>> begin DATA IN THIS EXERCISE
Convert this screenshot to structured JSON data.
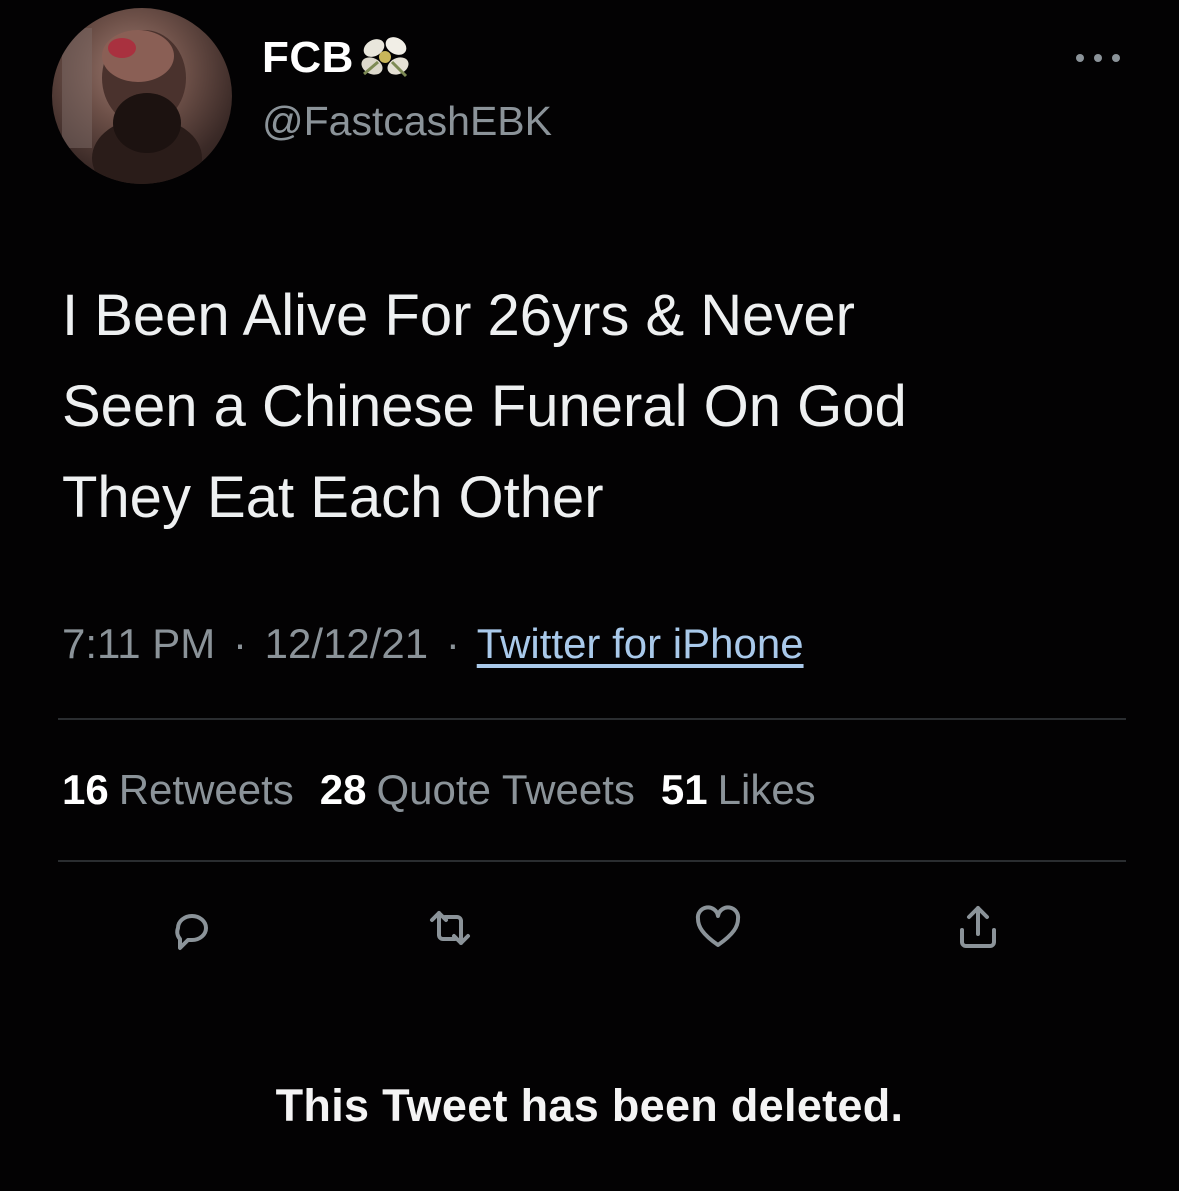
{
  "tweet": {
    "display_name": "FCB",
    "name_emoji": "flower-emoji",
    "handle": "@FastcashEBK",
    "text": "I Been Alive For 26yrs & Never\nSeen a Chinese Funeral On God\nThey Eat Each Other",
    "time": "7:11 PM",
    "date": "12/12/21",
    "separator": "·",
    "source": "Twitter for iPhone",
    "stats": {
      "retweets_count": "16",
      "retweets_label": "Retweets",
      "quotes_count": "28",
      "quotes_label": "Quote Tweets",
      "likes_count": "51",
      "likes_label": "Likes"
    },
    "actions": [
      "reply-icon",
      "retweet-icon",
      "like-icon",
      "share-icon"
    ],
    "deleted_notice": "This Tweet has been deleted."
  },
  "colors": {
    "background": "#030203",
    "text": "#eef0f1",
    "secondary": "#8b9399",
    "link": "#a9c9ea",
    "divider": "#2a2d30"
  }
}
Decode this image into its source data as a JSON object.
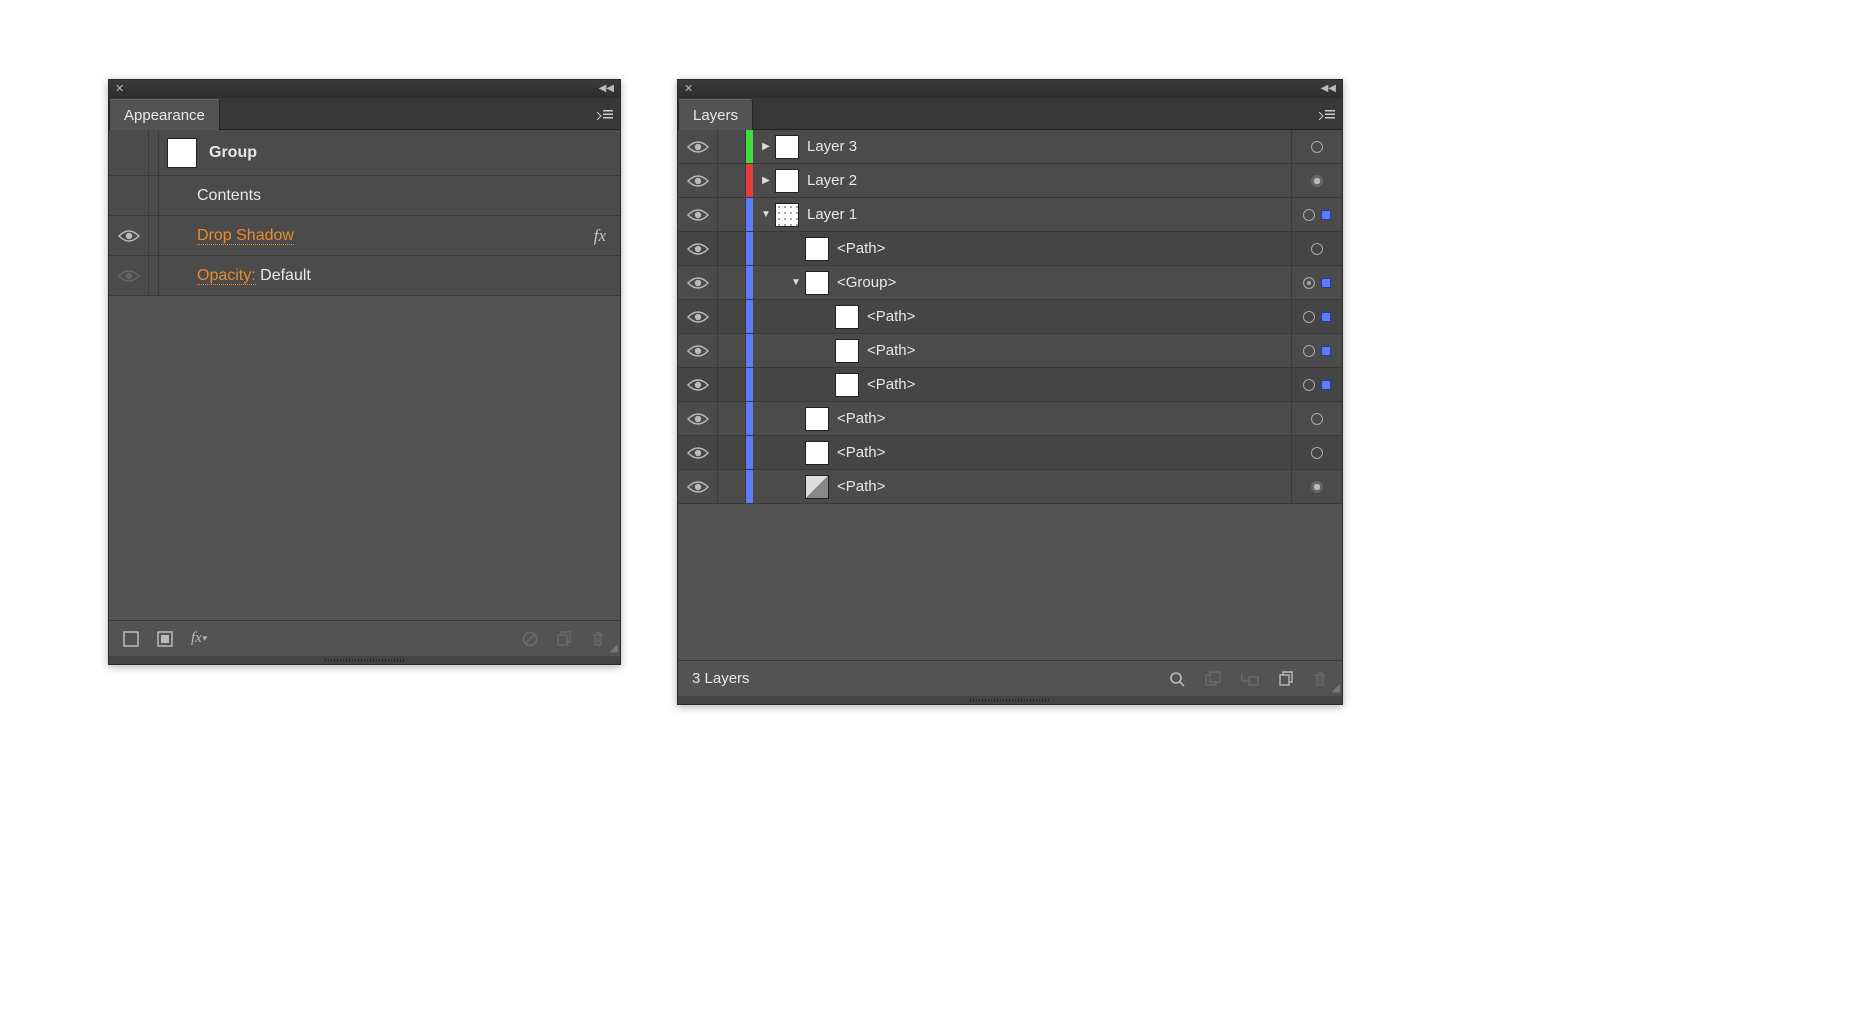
{
  "appearance": {
    "title": "Appearance",
    "selection_label": "Group",
    "contents_label": "Contents",
    "effect_label": "Drop Shadow",
    "opacity_label": "Opacity:",
    "opacity_value": "Default"
  },
  "layers": {
    "title": "Layers",
    "status": "3 Layers",
    "rows": [
      {
        "label": "Layer 3",
        "color": "#3fdc3f",
        "expand": "closed",
        "indent": 0,
        "thumb": "white",
        "target": "open",
        "sel": false,
        "dim": false
      },
      {
        "label": "Layer 2",
        "color": "#e63c3c",
        "expand": "closed",
        "indent": 0,
        "thumb": "white",
        "target": "filled",
        "sel": false,
        "dim": false
      },
      {
        "label": "Layer 1",
        "color": "#5b7cff",
        "expand": "open",
        "indent": 0,
        "thumb": "dots",
        "target": "open",
        "sel": true,
        "dim": false
      },
      {
        "label": "<Path>",
        "color": "#5b7cff",
        "expand": "",
        "indent": 1,
        "thumb": "white",
        "target": "open",
        "sel": false,
        "dim": true
      },
      {
        "label": "<Group>",
        "color": "#5b7cff",
        "expand": "open",
        "indent": 1,
        "thumb": "white",
        "target": "double",
        "sel": true,
        "dim": false
      },
      {
        "label": "<Path>",
        "color": "#5b7cff",
        "expand": "",
        "indent": 2,
        "thumb": "white",
        "target": "open",
        "sel": true,
        "dim": true
      },
      {
        "label": "<Path>",
        "color": "#5b7cff",
        "expand": "",
        "indent": 2,
        "thumb": "white",
        "target": "open",
        "sel": true,
        "dim": false
      },
      {
        "label": "<Path>",
        "color": "#5b7cff",
        "expand": "",
        "indent": 2,
        "thumb": "white",
        "target": "open",
        "sel": true,
        "dim": true
      },
      {
        "label": "<Path>",
        "color": "#5b7cff",
        "expand": "",
        "indent": 1,
        "thumb": "white",
        "target": "open",
        "sel": false,
        "dim": false
      },
      {
        "label": "<Path>",
        "color": "#5b7cff",
        "expand": "",
        "indent": 1,
        "thumb": "white",
        "target": "open",
        "sel": false,
        "dim": true
      },
      {
        "label": "<Path>",
        "color": "#5b7cff",
        "expand": "",
        "indent": 1,
        "thumb": "grad",
        "target": "filled",
        "sel": false,
        "dim": false
      }
    ]
  }
}
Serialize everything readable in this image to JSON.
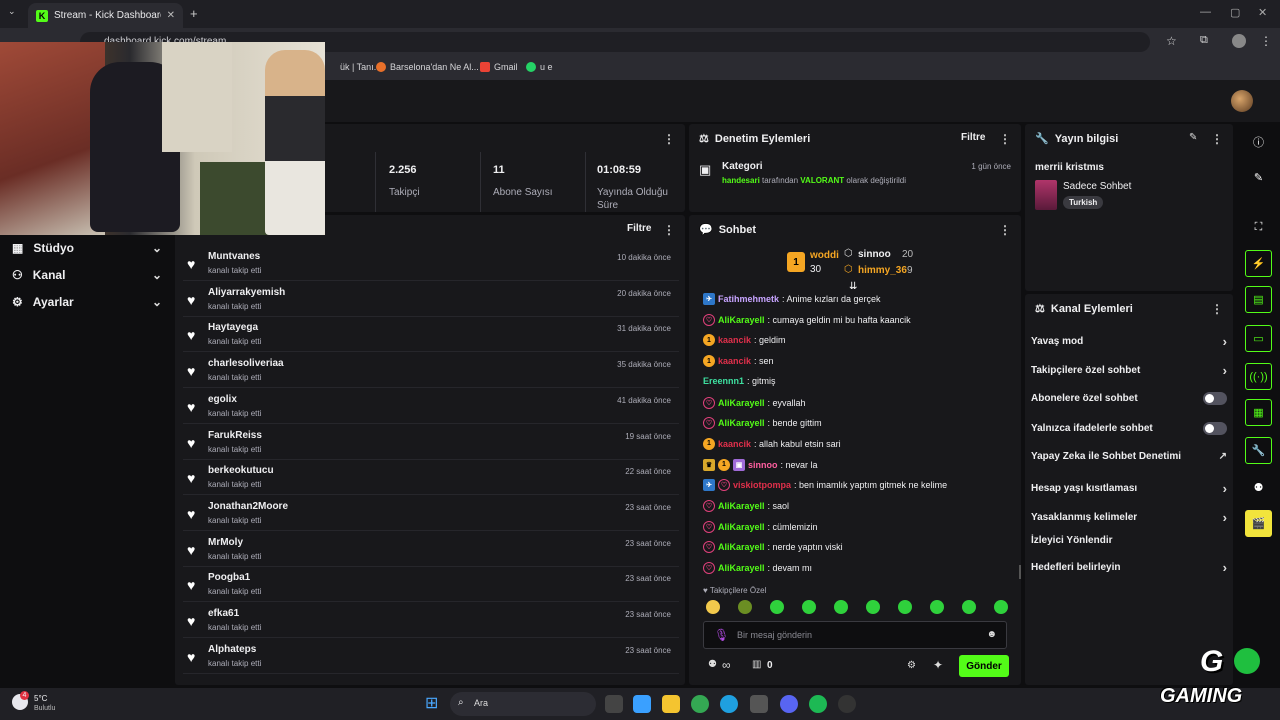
{
  "browser": {
    "tab_title": "Stream - Kick Dashboard",
    "url": "dashboard.kick.com/stream",
    "bookmarks": [
      "ük | Tanı...",
      "Barselona'dan Ne Al...",
      "Gmail",
      "u e"
    ]
  },
  "nav": {
    "items": [
      {
        "label": "Stüdyo"
      },
      {
        "label": "Kanal"
      },
      {
        "label": "Ayarlar"
      }
    ]
  },
  "stats": [
    {
      "value": "2.256",
      "label": "Takipçi"
    },
    {
      "value": "11",
      "label": "Abone Sayısı"
    },
    {
      "value": "01:08:59",
      "label": "Yayında Olduğu Süre"
    }
  ],
  "followers": {
    "filter_label": "Filtre",
    "action": "kanalı takip etti",
    "rows": [
      {
        "name": "Muntvanes",
        "time": "10 dakika önce"
      },
      {
        "name": "Aliyarrakyemish",
        "time": "20 dakika önce"
      },
      {
        "name": "Haytayega",
        "time": "31 dakika önce"
      },
      {
        "name": "charlesoliveriaa",
        "time": "35 dakika önce"
      },
      {
        "name": "egolix",
        "time": "41 dakika önce"
      },
      {
        "name": "FarukReiss",
        "time": "19 saat önce"
      },
      {
        "name": "berkeokutucu",
        "time": "22 saat önce"
      },
      {
        "name": "Jonathan2Moore",
        "time": "23 saat önce"
      },
      {
        "name": "MrMoly",
        "time": "23 saat önce"
      },
      {
        "name": "Poogba1",
        "time": "23 saat önce"
      },
      {
        "name": "efka61",
        "time": "23 saat önce"
      },
      {
        "name": "Alphateps",
        "time": "23 saat önce"
      }
    ]
  },
  "moderation": {
    "title": "Denetim Eylemleri",
    "filter_label": "Filtre",
    "event_title": "Kategori",
    "event_time": "1 gün önce",
    "event_user": "handesari",
    "event_text_1": "tarafından",
    "event_category": "VALORANT",
    "event_text_2": "olarak değiştirildi"
  },
  "chat": {
    "title": "Sohbet",
    "leaders": [
      {
        "name": "woddi",
        "count": "30"
      },
      {
        "name": "sinnoo",
        "count": "20"
      },
      {
        "name": "himmy_36",
        "count": "9"
      }
    ],
    "rank": "1",
    "messages": [
      {
        "user": "Fatihmehmetk",
        "text": ": Anime kızları da gerçek",
        "color": "#c7a4ff"
      },
      {
        "user": "AliKarayell",
        "text": ": cumaya geldin mi bu hafta kaancik",
        "color": "#53fc18"
      },
      {
        "user": "kaancik",
        "text": ": geldim",
        "color": "#e0304b"
      },
      {
        "user": "kaancik",
        "text": ": sen",
        "color": "#e0304b"
      },
      {
        "user": "Ereennn1",
        "text": ": gitmiş",
        "color": "#3ee0a0"
      },
      {
        "user": "AliKarayell",
        "text": ": eyvallah",
        "color": "#53fc18"
      },
      {
        "user": "AliKarayell",
        "text": ": bende gittim",
        "color": "#53fc18"
      },
      {
        "user": "kaancik",
        "text": ": allah kabul etsin sari",
        "color": "#e0304b"
      },
      {
        "user": "sinnoo",
        "text": ": nevar la",
        "color": "#ff5fa0"
      },
      {
        "user": "viskiotpompa",
        "text": ": ben imamlık yaptım gitmek ne kelime",
        "color": "#e0304b"
      },
      {
        "user": "AliKarayell",
        "text": ": saol",
        "color": "#53fc18"
      },
      {
        "user": "AliKarayell",
        "text": ": cümlemizin",
        "color": "#53fc18"
      },
      {
        "user": "AliKarayell",
        "text": ": nerde yaptın viski",
        "color": "#53fc18"
      },
      {
        "user": "AliKarayell",
        "text": ": devam mı",
        "color": "#53fc18"
      }
    ],
    "followers_only": "Takipçilere Özel",
    "input_placeholder": "Bir mesaj gönderin",
    "infinity": "∞",
    "shop_count": "0",
    "send_label": "Gönder"
  },
  "stream_info": {
    "title": "Yayın bilgisi",
    "stream_title": "merrii kristmıs",
    "category": "Sadece Sohbet",
    "tag": "Turkish"
  },
  "channel_actions": {
    "title": "Kanal Eylemleri",
    "items": [
      {
        "label": "Yavaş mod",
        "control": "chevron"
      },
      {
        "label": "Takipçilere özel sohbet",
        "control": "chevron"
      },
      {
        "label": "Abonelere özel sohbet",
        "control": "toggle"
      },
      {
        "label": "Yalnızca ifadelerle sohbet",
        "control": "toggle"
      },
      {
        "label": "Yapay Zeka ile Sohbet Denetimi",
        "control": "external"
      },
      {
        "label": "Hesap yaşı kısıtlaması",
        "control": "chevron"
      },
      {
        "label": "Yasaklanmış kelimeler",
        "control": "chevron"
      },
      {
        "label": "İzleyici Yönlendir",
        "control": "none"
      },
      {
        "label": "Hedefleri belirleyin",
        "control": "chevron"
      }
    ]
  },
  "taskbar": {
    "temp": "5°C",
    "weather": "Bulutlu",
    "search": "Ara",
    "weather_badge": "4"
  },
  "watermark": "GAMING"
}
>> end DATA IN THIS EXERCISE
[STATED GOAL]: Report every line in the data above in which the word "source" appears.

[WRITTEN SOLUTION]:
    "source": "Twitter for iPhone",
Decode this image into its source data as a JSON object.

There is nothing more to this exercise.